* **What to do**
What follows is a set of entries. Repeat them exactly, but not their pictures.
[BEGIN Data extract]
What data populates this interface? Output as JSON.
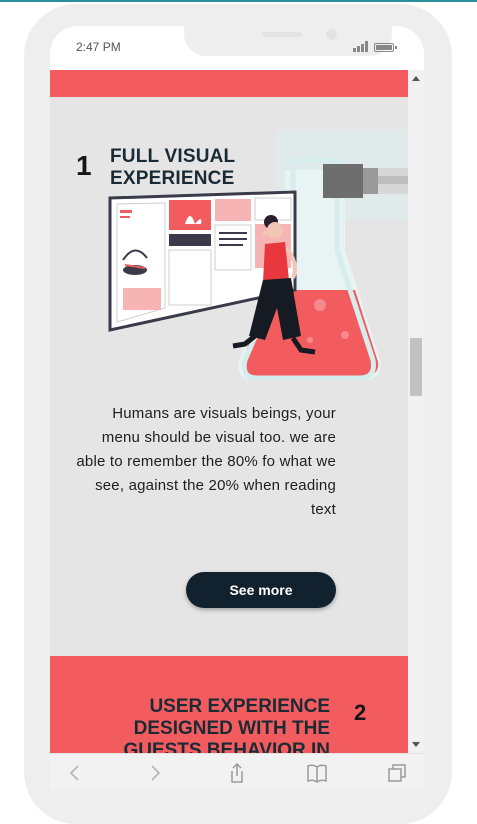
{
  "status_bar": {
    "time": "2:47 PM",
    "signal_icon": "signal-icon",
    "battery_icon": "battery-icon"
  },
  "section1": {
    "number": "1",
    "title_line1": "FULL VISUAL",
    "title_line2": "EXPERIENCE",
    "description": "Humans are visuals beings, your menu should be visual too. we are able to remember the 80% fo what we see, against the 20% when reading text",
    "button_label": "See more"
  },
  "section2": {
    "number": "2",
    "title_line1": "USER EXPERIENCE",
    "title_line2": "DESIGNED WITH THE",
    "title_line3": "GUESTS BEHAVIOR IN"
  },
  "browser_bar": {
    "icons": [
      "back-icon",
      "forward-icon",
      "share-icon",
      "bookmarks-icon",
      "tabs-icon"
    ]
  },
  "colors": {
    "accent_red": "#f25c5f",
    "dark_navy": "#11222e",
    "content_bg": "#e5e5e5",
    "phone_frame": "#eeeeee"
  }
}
[END Data extract]
* **Answer to the problem**
What data populates this interface? Output as JSON.
{
  "status_bar": {
    "time": "2:47 PM",
    "signal_icon": "signal-icon",
    "battery_icon": "battery-icon"
  },
  "section1": {
    "number": "1",
    "title_line1": "FULL VISUAL",
    "title_line2": "EXPERIENCE",
    "description": "Humans are visuals beings, your menu should be visual too. we are able to remember the 80% fo what we see, against the 20% when reading text",
    "button_label": "See more"
  },
  "section2": {
    "number": "2",
    "title_line1": "USER EXPERIENCE",
    "title_line2": "DESIGNED WITH THE",
    "title_line3": "GUESTS BEHAVIOR IN"
  },
  "browser_bar": {
    "icons": [
      "back-icon",
      "forward-icon",
      "share-icon",
      "bookmarks-icon",
      "tabs-icon"
    ]
  },
  "colors": {
    "accent_red": "#f25c5f",
    "dark_navy": "#11222e",
    "content_bg": "#e5e5e5",
    "phone_frame": "#eeeeee"
  }
}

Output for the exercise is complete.